** start SUPPLIED INFORMATION **

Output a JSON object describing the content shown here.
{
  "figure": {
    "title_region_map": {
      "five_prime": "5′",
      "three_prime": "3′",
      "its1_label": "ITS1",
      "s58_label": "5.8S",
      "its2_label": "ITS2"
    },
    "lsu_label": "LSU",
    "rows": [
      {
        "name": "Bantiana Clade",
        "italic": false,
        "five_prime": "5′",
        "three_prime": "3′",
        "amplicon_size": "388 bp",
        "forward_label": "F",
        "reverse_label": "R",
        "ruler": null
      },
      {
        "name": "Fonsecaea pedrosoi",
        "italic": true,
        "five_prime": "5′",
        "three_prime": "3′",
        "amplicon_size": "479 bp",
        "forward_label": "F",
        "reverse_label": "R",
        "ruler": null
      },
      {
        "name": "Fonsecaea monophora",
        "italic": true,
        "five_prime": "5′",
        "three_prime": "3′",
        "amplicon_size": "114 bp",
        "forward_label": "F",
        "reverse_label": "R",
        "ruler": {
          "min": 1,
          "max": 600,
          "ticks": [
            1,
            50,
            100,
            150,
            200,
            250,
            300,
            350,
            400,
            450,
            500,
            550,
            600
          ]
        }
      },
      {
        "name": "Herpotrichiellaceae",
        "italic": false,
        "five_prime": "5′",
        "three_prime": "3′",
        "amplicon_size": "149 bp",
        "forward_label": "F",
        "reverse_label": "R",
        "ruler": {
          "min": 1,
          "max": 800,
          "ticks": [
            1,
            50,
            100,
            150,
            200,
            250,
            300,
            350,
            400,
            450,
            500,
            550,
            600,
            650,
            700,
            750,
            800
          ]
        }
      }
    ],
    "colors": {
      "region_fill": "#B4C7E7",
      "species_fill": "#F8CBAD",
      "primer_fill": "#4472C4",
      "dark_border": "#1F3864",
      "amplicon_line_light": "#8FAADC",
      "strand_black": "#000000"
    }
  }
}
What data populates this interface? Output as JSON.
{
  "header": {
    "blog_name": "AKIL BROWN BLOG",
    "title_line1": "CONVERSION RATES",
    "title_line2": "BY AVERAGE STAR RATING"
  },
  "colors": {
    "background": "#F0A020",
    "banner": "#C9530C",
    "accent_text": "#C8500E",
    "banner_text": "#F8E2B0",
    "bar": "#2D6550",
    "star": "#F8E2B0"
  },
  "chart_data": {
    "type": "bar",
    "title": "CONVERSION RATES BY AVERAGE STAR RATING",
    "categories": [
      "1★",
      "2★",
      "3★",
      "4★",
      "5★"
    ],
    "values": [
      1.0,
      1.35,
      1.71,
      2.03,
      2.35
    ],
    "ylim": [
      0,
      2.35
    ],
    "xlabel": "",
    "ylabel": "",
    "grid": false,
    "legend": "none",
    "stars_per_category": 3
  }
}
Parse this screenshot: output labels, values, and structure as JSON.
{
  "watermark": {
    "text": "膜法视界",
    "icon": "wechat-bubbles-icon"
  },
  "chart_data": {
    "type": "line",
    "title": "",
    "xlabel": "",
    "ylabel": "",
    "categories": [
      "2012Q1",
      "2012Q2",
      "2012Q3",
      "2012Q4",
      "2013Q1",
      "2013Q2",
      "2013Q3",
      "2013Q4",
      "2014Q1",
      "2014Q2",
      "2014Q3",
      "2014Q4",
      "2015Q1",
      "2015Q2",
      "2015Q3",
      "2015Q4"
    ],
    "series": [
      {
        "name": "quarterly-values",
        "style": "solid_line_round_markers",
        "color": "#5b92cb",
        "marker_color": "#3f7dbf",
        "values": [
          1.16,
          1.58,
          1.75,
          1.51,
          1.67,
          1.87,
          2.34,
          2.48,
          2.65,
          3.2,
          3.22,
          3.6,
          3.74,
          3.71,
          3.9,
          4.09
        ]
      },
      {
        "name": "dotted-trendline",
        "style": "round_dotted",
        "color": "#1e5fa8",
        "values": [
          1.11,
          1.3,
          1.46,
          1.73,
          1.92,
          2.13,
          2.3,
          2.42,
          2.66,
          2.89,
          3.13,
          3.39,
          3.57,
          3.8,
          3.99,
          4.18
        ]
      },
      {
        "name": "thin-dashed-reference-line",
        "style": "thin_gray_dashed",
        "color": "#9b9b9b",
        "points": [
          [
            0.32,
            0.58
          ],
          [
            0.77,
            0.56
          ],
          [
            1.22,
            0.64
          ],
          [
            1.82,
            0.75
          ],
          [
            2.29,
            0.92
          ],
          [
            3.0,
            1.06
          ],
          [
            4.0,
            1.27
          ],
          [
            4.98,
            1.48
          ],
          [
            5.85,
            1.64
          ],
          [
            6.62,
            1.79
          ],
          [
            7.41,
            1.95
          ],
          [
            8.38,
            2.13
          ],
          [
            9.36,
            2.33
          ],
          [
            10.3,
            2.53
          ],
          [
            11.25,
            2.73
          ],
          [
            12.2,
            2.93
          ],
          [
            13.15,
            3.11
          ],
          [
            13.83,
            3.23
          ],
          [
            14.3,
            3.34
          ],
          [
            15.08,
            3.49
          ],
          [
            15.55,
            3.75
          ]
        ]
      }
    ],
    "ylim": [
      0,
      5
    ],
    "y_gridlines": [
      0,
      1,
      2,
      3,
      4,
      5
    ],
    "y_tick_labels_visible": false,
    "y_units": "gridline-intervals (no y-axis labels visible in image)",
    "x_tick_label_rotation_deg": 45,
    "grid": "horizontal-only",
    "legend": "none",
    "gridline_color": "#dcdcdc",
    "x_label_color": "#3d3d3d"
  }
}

** end SUPPLIED INFORMATION **

Of the lines in the records, determine how many contain the word "Fonsecaea", and report that number alone.

(SOLUTION):
2